Dataset rows about figures:
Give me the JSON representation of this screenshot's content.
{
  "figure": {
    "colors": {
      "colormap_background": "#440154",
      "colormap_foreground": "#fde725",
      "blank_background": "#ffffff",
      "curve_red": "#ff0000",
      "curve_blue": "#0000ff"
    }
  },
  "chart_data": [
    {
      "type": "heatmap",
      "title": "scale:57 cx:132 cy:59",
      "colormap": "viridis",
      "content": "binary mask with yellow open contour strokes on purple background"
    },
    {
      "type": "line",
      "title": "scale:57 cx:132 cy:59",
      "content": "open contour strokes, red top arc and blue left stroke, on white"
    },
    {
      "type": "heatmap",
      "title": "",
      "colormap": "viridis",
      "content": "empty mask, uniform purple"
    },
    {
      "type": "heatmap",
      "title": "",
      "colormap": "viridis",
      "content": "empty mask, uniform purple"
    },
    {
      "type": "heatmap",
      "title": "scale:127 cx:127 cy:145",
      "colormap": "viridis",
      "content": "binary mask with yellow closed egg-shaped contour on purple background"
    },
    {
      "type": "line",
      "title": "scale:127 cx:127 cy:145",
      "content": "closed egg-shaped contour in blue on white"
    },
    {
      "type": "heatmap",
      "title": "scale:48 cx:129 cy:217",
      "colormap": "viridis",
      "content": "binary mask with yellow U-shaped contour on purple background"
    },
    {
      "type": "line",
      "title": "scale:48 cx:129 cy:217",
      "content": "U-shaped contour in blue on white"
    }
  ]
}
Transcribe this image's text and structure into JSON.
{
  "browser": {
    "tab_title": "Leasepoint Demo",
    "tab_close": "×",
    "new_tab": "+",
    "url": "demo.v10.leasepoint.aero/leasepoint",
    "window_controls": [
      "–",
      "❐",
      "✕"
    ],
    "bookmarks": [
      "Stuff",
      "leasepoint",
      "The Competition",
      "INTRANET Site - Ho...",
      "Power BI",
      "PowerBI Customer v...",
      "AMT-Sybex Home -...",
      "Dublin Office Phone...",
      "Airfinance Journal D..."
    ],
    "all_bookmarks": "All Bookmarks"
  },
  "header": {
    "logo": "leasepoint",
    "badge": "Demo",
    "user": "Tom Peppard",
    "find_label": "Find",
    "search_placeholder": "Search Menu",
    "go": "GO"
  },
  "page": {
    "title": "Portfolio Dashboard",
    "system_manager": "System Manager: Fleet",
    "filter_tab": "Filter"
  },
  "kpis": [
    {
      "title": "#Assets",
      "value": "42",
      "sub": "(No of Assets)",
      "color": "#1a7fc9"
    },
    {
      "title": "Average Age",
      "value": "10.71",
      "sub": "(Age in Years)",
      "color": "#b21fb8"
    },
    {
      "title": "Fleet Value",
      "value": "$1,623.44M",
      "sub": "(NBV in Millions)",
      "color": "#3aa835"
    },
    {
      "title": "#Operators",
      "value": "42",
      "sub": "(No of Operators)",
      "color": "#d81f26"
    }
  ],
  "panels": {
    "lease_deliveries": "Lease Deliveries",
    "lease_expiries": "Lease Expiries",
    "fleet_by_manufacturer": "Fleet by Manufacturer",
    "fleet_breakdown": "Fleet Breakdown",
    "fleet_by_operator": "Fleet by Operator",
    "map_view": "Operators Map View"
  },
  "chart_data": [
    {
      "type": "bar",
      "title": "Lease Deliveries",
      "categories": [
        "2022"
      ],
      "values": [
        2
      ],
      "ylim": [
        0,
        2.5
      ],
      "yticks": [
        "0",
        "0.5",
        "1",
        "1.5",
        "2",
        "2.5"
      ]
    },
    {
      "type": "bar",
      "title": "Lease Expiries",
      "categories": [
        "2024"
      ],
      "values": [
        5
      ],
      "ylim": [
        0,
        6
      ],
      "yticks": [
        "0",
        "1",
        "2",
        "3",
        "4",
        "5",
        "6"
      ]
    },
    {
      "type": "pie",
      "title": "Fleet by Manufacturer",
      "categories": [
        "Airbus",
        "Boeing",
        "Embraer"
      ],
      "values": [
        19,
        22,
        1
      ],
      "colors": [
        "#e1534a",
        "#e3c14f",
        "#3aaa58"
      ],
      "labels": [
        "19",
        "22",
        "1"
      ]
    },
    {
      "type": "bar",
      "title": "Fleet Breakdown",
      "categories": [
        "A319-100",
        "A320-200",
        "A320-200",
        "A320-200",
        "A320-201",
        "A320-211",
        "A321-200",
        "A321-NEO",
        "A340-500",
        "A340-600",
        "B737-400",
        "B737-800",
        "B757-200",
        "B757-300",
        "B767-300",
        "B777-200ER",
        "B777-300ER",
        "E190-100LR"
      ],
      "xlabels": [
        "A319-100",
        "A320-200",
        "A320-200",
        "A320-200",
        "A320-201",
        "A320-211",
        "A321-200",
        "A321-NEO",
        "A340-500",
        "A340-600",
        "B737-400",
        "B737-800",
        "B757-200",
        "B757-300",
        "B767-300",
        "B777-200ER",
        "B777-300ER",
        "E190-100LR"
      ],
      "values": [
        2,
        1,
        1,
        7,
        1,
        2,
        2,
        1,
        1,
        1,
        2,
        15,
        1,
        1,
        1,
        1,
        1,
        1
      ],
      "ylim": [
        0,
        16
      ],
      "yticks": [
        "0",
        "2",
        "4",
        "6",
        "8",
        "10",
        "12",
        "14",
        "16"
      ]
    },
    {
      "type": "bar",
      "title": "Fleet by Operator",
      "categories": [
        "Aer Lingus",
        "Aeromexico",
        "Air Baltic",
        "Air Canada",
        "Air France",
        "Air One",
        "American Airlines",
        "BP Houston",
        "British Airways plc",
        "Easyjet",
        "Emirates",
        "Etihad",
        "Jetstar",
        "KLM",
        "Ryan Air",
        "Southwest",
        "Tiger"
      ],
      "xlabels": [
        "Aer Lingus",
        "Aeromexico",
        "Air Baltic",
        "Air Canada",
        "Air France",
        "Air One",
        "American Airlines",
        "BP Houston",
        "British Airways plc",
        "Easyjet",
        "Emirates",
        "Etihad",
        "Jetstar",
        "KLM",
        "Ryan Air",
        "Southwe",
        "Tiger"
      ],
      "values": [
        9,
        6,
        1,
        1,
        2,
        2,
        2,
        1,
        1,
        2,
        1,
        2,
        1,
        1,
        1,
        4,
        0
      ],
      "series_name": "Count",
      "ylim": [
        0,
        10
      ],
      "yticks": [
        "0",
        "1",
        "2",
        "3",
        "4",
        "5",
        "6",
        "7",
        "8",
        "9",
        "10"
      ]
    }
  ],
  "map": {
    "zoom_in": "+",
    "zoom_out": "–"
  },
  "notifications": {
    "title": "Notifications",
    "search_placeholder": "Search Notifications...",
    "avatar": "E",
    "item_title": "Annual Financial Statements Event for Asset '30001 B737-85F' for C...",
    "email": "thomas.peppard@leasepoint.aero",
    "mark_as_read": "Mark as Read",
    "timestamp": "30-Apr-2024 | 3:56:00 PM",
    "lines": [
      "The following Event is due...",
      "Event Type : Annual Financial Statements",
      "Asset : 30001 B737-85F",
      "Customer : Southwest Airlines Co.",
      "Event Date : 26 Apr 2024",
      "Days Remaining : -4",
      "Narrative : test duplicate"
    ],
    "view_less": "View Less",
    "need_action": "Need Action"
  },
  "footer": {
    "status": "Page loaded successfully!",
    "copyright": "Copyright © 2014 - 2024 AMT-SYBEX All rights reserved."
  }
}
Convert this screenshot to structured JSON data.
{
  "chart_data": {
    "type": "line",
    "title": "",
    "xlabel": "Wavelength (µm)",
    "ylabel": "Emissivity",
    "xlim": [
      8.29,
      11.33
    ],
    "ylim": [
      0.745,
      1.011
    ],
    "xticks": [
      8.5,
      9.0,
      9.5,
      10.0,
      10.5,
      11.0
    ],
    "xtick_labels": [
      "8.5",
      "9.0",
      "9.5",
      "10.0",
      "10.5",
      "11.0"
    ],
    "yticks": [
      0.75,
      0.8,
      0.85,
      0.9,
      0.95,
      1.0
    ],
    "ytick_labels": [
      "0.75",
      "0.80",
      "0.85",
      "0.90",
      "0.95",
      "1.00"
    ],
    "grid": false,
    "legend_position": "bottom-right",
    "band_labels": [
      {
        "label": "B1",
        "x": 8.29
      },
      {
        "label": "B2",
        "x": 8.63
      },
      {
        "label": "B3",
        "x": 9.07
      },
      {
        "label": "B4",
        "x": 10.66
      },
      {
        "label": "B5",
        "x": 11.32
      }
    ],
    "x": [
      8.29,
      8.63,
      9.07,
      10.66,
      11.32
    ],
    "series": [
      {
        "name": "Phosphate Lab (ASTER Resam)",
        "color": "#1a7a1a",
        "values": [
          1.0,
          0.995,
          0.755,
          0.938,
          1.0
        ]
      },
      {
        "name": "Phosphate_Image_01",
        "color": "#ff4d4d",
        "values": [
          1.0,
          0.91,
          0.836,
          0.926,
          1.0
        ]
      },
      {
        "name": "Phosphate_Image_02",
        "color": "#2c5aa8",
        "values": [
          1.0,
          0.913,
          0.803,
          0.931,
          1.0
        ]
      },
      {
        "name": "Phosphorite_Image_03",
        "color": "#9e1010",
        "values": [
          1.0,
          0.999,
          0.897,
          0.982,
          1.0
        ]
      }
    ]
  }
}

## What to work on
Say how many lines in this material hold "Breakdown", and say nothing else.

## Written answer
2